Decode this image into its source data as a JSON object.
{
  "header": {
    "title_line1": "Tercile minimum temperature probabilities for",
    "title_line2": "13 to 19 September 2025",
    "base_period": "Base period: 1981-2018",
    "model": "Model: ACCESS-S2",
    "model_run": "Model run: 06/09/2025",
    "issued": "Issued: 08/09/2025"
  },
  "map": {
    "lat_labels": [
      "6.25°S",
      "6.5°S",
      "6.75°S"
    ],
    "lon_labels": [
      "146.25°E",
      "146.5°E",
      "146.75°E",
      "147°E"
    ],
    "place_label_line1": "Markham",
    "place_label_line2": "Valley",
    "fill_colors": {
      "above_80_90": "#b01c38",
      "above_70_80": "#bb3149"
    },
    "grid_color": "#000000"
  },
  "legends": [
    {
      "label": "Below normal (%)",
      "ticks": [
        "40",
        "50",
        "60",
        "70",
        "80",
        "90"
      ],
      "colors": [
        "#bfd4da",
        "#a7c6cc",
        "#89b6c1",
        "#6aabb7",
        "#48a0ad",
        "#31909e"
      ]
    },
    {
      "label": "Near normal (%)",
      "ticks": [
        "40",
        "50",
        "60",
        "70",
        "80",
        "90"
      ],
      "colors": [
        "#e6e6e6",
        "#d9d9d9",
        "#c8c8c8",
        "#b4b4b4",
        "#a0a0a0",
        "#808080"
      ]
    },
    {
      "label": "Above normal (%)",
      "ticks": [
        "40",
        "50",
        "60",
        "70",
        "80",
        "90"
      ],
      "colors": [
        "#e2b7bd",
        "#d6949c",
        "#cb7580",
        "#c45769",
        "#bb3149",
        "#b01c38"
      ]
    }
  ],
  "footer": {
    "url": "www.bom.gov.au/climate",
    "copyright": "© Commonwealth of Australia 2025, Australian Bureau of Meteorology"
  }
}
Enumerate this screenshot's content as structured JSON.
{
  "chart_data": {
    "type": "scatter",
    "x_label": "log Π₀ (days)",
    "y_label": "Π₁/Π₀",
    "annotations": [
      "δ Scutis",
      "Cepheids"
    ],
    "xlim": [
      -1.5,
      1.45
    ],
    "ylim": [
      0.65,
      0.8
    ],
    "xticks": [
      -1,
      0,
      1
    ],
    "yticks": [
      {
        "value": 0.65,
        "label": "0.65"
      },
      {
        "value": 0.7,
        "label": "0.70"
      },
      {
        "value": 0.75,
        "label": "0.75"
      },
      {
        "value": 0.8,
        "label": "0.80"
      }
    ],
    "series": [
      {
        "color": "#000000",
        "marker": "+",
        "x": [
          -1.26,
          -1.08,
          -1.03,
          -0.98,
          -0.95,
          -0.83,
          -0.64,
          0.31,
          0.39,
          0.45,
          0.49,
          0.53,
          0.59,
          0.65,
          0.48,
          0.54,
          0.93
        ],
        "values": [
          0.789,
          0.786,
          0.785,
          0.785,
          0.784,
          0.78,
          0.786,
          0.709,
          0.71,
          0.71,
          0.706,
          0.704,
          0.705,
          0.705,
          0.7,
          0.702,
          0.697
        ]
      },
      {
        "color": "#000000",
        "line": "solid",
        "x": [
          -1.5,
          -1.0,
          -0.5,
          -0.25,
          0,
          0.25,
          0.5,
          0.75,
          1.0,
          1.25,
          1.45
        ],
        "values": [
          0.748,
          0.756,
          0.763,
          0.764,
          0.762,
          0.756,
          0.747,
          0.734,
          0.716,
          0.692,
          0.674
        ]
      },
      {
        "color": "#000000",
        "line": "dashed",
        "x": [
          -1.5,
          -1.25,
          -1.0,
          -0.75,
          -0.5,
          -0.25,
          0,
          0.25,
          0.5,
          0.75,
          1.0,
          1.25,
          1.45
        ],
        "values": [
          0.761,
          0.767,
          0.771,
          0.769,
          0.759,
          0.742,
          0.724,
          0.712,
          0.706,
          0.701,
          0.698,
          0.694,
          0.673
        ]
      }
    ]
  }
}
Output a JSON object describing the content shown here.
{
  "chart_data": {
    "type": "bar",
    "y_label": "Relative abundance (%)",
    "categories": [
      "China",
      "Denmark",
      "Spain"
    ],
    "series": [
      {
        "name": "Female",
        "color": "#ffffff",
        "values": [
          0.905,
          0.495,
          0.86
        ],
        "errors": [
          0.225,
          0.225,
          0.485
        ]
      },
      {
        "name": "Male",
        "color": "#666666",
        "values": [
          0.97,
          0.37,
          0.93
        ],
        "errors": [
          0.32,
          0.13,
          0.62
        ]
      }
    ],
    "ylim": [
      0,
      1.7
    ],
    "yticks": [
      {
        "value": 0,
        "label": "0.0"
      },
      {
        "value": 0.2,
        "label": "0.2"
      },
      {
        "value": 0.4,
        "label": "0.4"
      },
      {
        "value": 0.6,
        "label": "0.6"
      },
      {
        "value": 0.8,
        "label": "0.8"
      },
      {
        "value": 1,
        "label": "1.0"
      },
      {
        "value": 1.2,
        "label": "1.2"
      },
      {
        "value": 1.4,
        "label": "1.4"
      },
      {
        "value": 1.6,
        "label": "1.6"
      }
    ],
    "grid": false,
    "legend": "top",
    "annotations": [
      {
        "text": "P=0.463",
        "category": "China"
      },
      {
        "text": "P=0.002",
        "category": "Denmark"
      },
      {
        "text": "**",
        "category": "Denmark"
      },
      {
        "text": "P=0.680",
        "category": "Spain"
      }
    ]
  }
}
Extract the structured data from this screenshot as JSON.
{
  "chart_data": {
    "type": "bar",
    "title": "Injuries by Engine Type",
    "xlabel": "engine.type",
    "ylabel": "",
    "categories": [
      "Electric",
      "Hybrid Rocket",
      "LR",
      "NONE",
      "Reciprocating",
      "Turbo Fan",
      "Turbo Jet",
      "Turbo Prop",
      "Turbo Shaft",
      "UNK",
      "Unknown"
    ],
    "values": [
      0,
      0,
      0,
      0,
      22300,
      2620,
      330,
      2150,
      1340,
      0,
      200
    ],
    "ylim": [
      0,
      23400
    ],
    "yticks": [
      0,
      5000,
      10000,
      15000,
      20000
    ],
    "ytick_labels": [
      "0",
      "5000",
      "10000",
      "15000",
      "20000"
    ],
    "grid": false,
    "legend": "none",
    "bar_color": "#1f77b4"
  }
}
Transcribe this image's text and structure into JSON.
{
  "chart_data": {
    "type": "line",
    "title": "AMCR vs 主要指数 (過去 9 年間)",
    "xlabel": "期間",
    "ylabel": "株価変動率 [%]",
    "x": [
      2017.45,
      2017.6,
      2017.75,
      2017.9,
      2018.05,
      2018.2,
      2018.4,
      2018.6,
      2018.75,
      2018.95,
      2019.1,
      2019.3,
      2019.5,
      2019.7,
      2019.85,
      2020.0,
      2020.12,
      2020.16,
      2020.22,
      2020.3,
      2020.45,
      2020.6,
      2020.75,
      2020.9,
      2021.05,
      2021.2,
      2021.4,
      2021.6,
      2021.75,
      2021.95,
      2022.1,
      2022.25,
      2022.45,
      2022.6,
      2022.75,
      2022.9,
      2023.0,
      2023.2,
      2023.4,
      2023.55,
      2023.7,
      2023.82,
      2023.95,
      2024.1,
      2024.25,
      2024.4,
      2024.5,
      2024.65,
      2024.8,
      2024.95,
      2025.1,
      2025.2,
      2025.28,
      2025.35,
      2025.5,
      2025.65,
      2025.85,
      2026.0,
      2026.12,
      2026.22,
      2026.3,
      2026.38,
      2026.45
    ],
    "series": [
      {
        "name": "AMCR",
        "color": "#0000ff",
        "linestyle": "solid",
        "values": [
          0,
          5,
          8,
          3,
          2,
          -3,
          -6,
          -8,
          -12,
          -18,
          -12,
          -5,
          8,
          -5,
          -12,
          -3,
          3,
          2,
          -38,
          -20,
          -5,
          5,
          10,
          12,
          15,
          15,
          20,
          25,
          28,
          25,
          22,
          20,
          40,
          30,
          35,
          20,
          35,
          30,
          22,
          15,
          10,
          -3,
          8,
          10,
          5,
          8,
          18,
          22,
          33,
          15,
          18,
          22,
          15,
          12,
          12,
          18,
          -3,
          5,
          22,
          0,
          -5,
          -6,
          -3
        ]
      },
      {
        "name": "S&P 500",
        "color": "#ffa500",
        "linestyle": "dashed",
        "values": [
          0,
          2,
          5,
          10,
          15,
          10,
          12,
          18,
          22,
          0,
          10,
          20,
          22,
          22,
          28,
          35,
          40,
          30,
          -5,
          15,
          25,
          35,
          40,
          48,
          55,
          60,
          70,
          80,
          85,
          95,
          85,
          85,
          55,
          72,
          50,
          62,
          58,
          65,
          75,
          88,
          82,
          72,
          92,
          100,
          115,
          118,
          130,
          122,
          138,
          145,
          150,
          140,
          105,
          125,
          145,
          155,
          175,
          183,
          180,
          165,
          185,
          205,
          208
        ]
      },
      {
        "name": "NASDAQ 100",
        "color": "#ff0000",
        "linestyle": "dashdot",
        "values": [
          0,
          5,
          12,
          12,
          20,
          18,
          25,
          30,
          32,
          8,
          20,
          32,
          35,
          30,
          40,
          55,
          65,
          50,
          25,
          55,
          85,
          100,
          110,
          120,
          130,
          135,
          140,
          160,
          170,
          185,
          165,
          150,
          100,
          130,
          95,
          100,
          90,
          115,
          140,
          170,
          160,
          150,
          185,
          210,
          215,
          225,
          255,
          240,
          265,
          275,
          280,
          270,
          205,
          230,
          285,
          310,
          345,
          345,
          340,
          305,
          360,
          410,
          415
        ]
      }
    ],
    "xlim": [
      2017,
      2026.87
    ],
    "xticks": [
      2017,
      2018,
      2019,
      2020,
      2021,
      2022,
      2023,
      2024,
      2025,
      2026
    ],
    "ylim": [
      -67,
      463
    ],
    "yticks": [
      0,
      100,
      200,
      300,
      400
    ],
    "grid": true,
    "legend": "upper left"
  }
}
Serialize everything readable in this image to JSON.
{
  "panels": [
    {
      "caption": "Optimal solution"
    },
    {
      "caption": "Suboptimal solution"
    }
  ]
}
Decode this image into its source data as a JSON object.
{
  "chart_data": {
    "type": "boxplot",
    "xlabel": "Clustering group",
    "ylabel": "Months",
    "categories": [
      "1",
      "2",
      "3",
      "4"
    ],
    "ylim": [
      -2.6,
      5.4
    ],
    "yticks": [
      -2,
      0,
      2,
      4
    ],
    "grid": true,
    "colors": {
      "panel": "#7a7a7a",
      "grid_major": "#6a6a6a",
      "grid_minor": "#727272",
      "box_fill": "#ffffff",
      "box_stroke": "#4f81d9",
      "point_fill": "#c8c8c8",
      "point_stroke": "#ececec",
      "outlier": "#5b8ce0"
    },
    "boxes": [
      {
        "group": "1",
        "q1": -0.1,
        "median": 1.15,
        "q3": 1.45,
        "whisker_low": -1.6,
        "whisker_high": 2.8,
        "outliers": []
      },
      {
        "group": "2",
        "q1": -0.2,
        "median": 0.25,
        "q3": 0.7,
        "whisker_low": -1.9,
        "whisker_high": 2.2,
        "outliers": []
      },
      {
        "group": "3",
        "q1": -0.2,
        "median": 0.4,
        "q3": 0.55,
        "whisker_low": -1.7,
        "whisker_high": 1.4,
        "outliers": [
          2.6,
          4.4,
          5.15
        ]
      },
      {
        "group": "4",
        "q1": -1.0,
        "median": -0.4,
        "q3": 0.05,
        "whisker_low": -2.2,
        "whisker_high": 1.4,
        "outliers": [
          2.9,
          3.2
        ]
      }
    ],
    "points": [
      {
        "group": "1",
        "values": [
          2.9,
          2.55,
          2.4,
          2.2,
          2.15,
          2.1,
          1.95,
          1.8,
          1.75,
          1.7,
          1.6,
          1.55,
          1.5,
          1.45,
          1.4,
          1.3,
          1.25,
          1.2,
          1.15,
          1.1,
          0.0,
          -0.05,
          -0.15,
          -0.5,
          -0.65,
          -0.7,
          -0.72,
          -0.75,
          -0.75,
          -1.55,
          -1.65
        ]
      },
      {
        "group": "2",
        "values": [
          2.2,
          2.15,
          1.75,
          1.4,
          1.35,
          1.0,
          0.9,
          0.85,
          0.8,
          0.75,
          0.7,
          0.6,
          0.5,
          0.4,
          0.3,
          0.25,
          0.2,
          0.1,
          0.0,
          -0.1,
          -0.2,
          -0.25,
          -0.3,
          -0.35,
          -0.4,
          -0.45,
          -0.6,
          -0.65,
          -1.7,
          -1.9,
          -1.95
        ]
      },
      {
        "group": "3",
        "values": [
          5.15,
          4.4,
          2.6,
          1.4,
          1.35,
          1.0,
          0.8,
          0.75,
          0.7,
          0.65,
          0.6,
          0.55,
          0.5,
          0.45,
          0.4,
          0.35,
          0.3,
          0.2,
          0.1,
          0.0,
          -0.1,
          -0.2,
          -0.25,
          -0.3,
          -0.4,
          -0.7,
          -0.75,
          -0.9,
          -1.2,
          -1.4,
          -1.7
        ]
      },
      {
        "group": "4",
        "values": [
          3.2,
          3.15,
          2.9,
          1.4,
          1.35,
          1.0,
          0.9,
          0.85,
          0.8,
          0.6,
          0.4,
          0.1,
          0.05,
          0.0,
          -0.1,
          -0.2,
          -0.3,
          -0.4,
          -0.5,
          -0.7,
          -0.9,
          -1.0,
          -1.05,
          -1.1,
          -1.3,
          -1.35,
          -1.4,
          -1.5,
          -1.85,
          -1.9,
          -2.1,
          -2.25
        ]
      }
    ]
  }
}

==================================================

**What is needed**
Search the listing above for the string "JSON". Copy every line that contains it.

**Output for this task**
Decode this image into its source data as a JSON object.
Enumerate this screenshot's content as structured JSON.
Output a JSON object describing the content shown here.
Extract the structured data from this screenshot as JSON.
Transcribe this image's text and structure into JSON.
Serialize everything readable in this image to JSON.
Decode this image into its source data as a JSON object.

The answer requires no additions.